» **Entries shown**
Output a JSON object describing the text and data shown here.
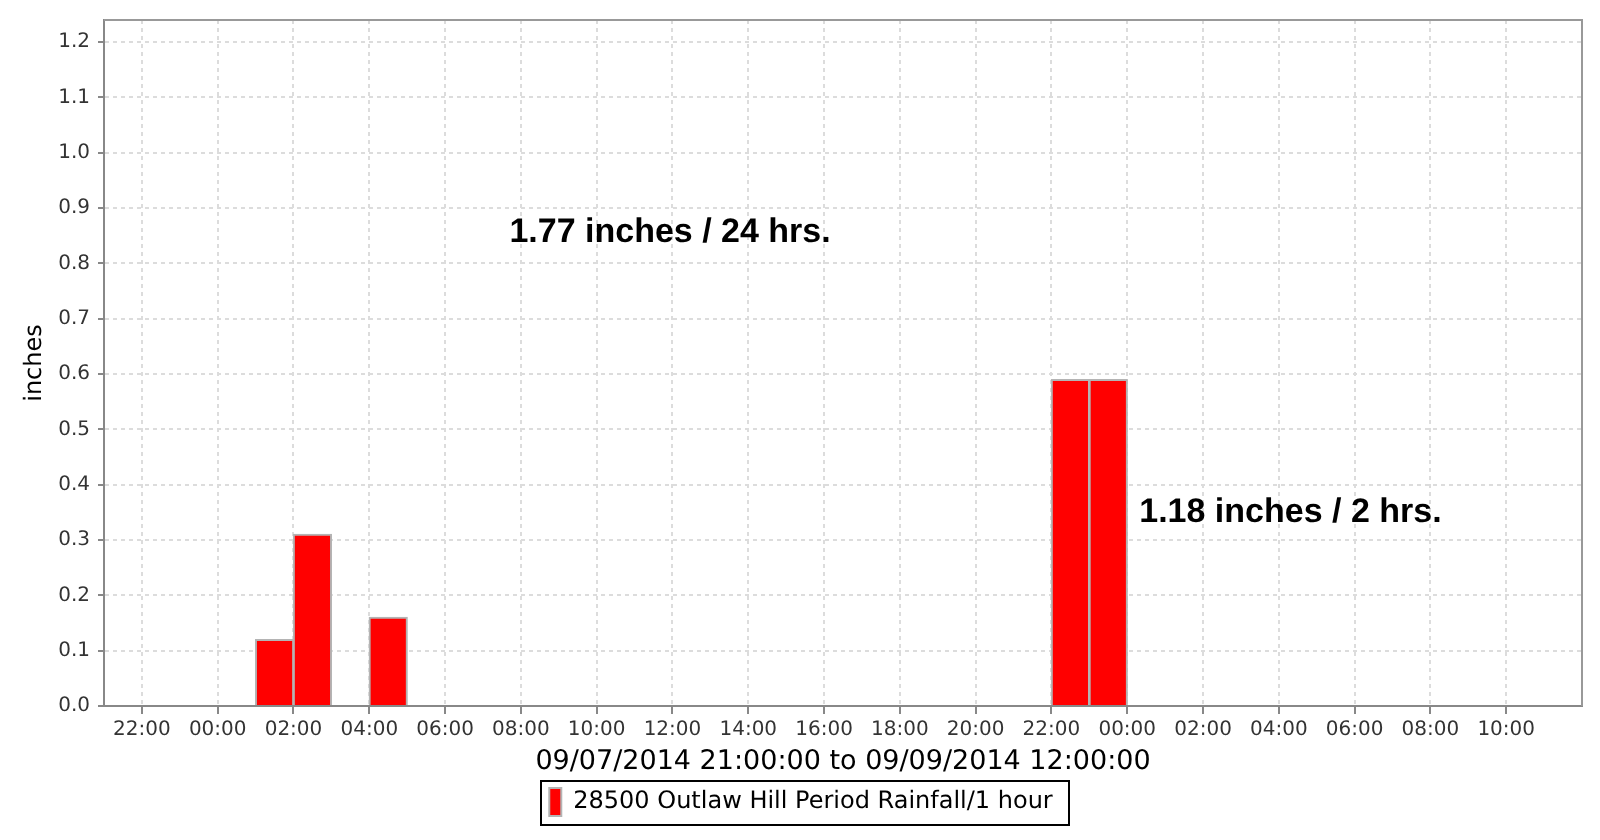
{
  "chart_data": {
    "type": "bar",
    "xlabel": "09/07/2014 21:00:00 to 09/09/2014 12:00:00",
    "ylabel": "inches",
    "x": [
      "2014-09-08T01:30",
      "2014-09-08T02:30",
      "2014-09-08T04:30",
      "2014-09-08T22:30",
      "2014-09-08T23:30"
    ],
    "series": [
      {
        "name": "28500 Outlaw Hill Period Rainfall/1 hour",
        "color": "#ff0000",
        "values": [
          0.12,
          0.31,
          0.16,
          0.59,
          0.59
        ]
      }
    ],
    "xlim": [
      "2014-09-07T21:00",
      "2014-09-09T12:00"
    ],
    "xticks": [
      {
        "value": "2014-09-07T22:00",
        "label": "22:00"
      },
      {
        "value": "2014-09-08T00:00",
        "label": "00:00"
      },
      {
        "value": "2014-09-08T02:00",
        "label": "02:00"
      },
      {
        "value": "2014-09-08T04:00",
        "label": "04:00"
      },
      {
        "value": "2014-09-08T06:00",
        "label": "06:00"
      },
      {
        "value": "2014-09-08T08:00",
        "label": "08:00"
      },
      {
        "value": "2014-09-08T10:00",
        "label": "10:00"
      },
      {
        "value": "2014-09-08T12:00",
        "label": "12:00"
      },
      {
        "value": "2014-09-08T14:00",
        "label": "14:00"
      },
      {
        "value": "2014-09-08T16:00",
        "label": "16:00"
      },
      {
        "value": "2014-09-08T18:00",
        "label": "18:00"
      },
      {
        "value": "2014-09-08T20:00",
        "label": "20:00"
      },
      {
        "value": "2014-09-08T22:00",
        "label": "22:00"
      },
      {
        "value": "2014-09-09T00:00",
        "label": "00:00"
      },
      {
        "value": "2014-09-09T02:00",
        "label": "02:00"
      },
      {
        "value": "2014-09-09T04:00",
        "label": "04:00"
      },
      {
        "value": "2014-09-09T06:00",
        "label": "06:00"
      },
      {
        "value": "2014-09-09T08:00",
        "label": "08:00"
      },
      {
        "value": "2014-09-09T10:00",
        "label": "10:00"
      }
    ],
    "ylim": [
      0,
      1.24
    ],
    "yticks": [
      {
        "value": 0,
        "label": "0.0"
      },
      0.1,
      0.2,
      0.3,
      0.4,
      0.5,
      0.6,
      0.7,
      0.8,
      0.9,
      {
        "value": 1,
        "label": "1.0"
      },
      1.1,
      1.2
    ],
    "grid": true,
    "legend": "bottom",
    "annotations": [
      "1.77 inches / 24 hrs.",
      {
        "text": "1.18 inches / 2 hrs.",
        "x": "2014-09-09T00:00",
        "y": 0.35
      }
    ]
  }
}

» **What you should do**
Count the lines above that contain the word "text". Give only the number.

» **Exercise answer**
2